Directive:
Find the lines holding the word "package" and collect them.

Data shown:
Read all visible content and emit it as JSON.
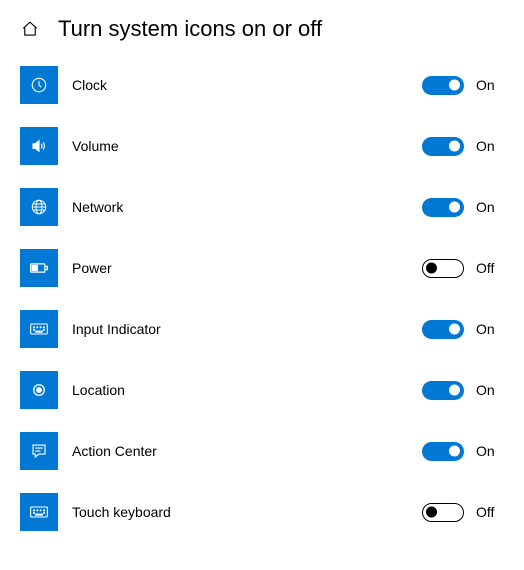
{
  "header": {
    "title": "Turn system icons on or off"
  },
  "labels": {
    "on": "On",
    "off": "Off"
  },
  "items": [
    {
      "icon": "clock-icon",
      "label": "Clock",
      "state": true
    },
    {
      "icon": "volume-icon",
      "label": "Volume",
      "state": true
    },
    {
      "icon": "network-icon",
      "label": "Network",
      "state": true
    },
    {
      "icon": "power-icon",
      "label": "Power",
      "state": false
    },
    {
      "icon": "keyboard-icon",
      "label": "Input Indicator",
      "state": true
    },
    {
      "icon": "location-icon",
      "label": "Location",
      "state": true
    },
    {
      "icon": "action-center-icon",
      "label": "Action Center",
      "state": true
    },
    {
      "icon": "keyboard-icon",
      "label": "Touch keyboard",
      "state": false
    }
  ]
}
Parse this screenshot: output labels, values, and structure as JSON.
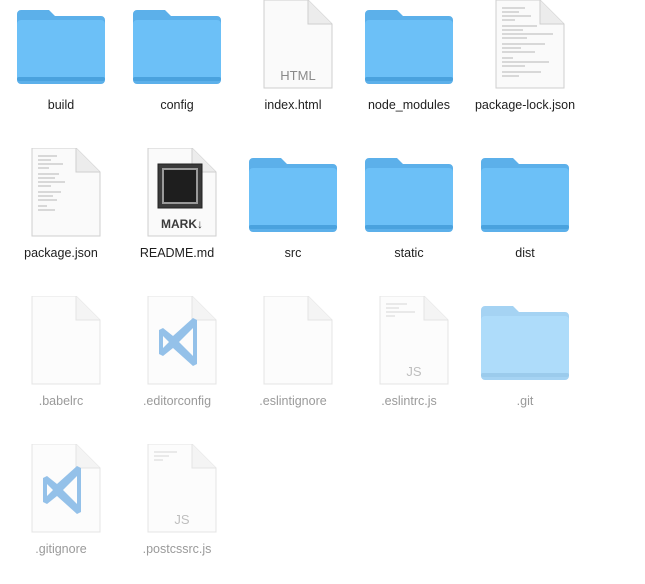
{
  "finder": {
    "items": [
      {
        "label": "build",
        "kind": "folder",
        "hidden": false
      },
      {
        "label": "config",
        "kind": "folder",
        "hidden": false
      },
      {
        "label": "index.html",
        "kind": "doc-html",
        "badge": "HTML",
        "hidden": false
      },
      {
        "label": "node_modules",
        "kind": "folder",
        "hidden": false
      },
      {
        "label": "package-lock.json",
        "kind": "doc-text",
        "hidden": false
      },
      {
        "label": "package.json",
        "kind": "doc-text",
        "hidden": false
      },
      {
        "label": "README.md",
        "kind": "doc-markdown",
        "badge": "MARK↓",
        "hidden": false
      },
      {
        "label": "src",
        "kind": "folder",
        "hidden": false
      },
      {
        "label": "static",
        "kind": "folder",
        "hidden": false
      },
      {
        "label": "dist",
        "kind": "folder",
        "hidden": false
      },
      {
        "label": ".babelrc",
        "kind": "doc-blank",
        "hidden": true
      },
      {
        "label": ".editorconfig",
        "kind": "doc-vscode",
        "hidden": true
      },
      {
        "label": ".eslintignore",
        "kind": "doc-blank",
        "hidden": true
      },
      {
        "label": ".eslintrc.js",
        "kind": "doc-js",
        "badge": "JS",
        "hidden": true
      },
      {
        "label": ".git",
        "kind": "folder",
        "hidden": true
      },
      {
        "label": ".gitignore",
        "kind": "doc-vscode",
        "hidden": true
      },
      {
        "label": ".postcssrc.js",
        "kind": "doc-js",
        "badge": "JS",
        "hidden": true
      }
    ]
  },
  "colors": {
    "folder_front": "#6cc0f7",
    "folder_back": "#5cb0ea",
    "vscode_blue": "#3d8fd8"
  }
}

Task answer:
        "label": "package-lock.json",
        "label": "package.json",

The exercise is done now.